# EXERCISE GOAL
Quote all entries exactly, leaving pictures aside.

# Stored data
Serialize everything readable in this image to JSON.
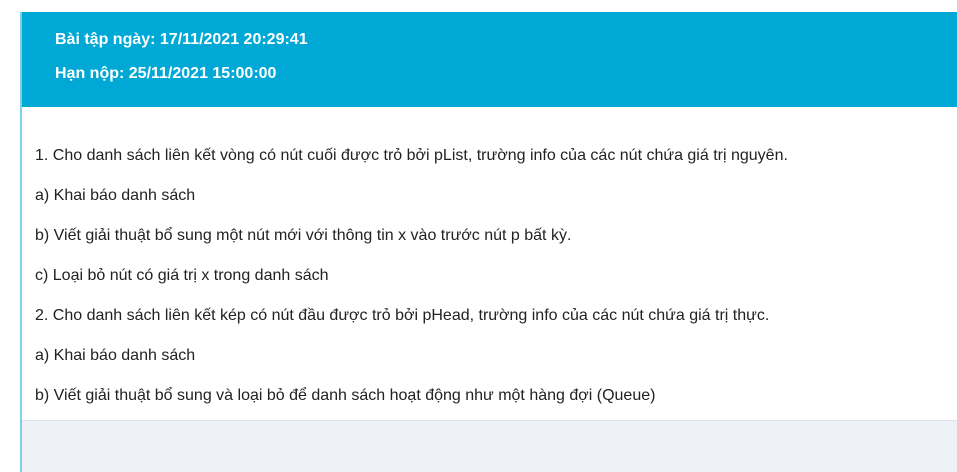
{
  "assignment": {
    "assigned_label": "Bài tập ngày: 17/11/2021 20:29:41",
    "due_label": "Hạn nộp: 25/11/2021 15:00:00"
  },
  "content": {
    "paragraphs": [
      "1. Cho danh sách liên kết vòng có nút cuối được trỏ bởi pList, trường info của các nút chứa giá trị nguyên.",
      "a) Khai báo danh sách",
      "b) Viết giải thuật bổ sung một nút mới với thông tin x vào trước nút p bất kỳ.",
      "c) Loại bỏ nút có giá trị x trong danh sách",
      "2. Cho danh sách liên kết kép có nút đầu được trỏ bởi pHead, trường info của các nút chứa giá trị thực.",
      "a) Khai báo danh sách",
      "b) Viết giải thuật bổ sung và loại bỏ để danh sách hoạt động như một hàng đợi (Queue)"
    ]
  },
  "colors": {
    "header_bg": "#00a8d6",
    "card_bg": "#eef1f5"
  }
}
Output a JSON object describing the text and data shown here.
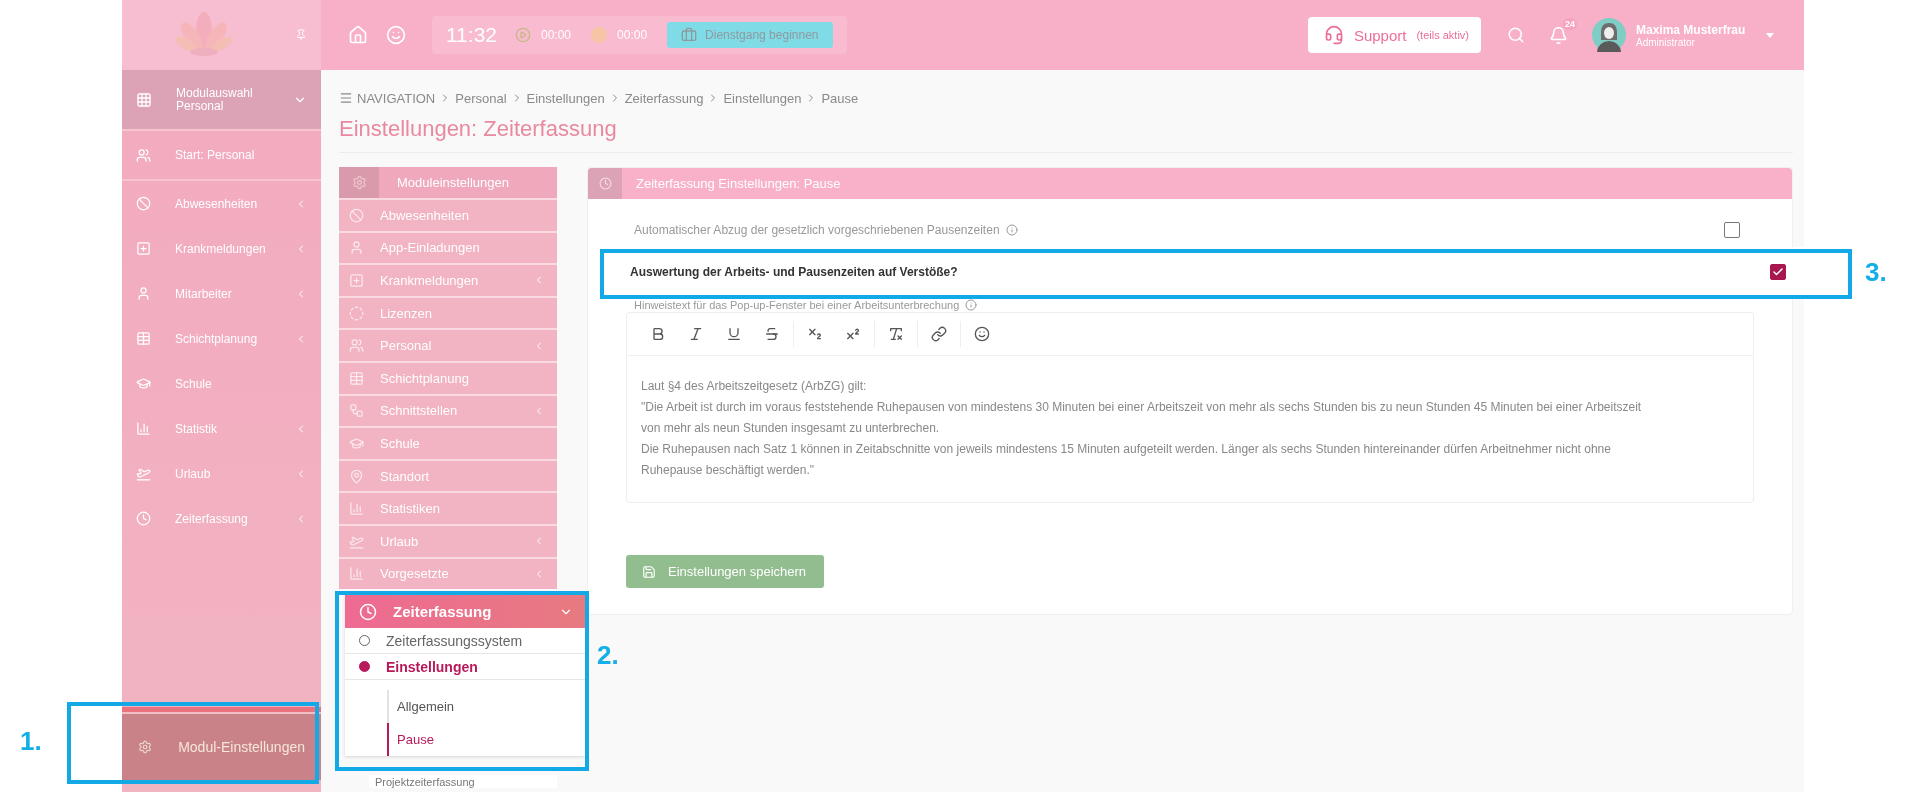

# SOLUTION TO THIS PROBLEM
Serialize everything readable in this image to JSON.
{
  "assignment": {
    "assigned_label": "Bài tập ngày: 17/11/2021 20:29:41",
    "due_label": "Hạn nộp: 25/11/2021 15:00:00"
  },
  "content": {
    "paragraphs": [
      "1. Cho danh sách liên kết vòng có nút cuối được trỏ bởi pList, trường info của các nút chứa giá trị nguyên.",
      "a) Khai báo danh sách",
      "b) Viết giải thuật bổ sung một nút mới với thông tin x vào trước nút p bất kỳ.",
      "c) Loại bỏ nút có giá trị x trong danh sách",
      "2. Cho danh sách liên kết kép có nút đầu được trỏ bởi pHead, trường info của các nút chứa giá trị thực.",
      "a) Khai báo danh sách",
      "b) Viết giải thuật bổ sung và loại bỏ để danh sách hoạt động như một hàng đợi (Queue)"
    ]
  },
  "colors": {
    "header_bg": "#00a8d6",
    "card_bg": "#eef1f5"
  }
}
Output a JSON object describing the text and data shown here.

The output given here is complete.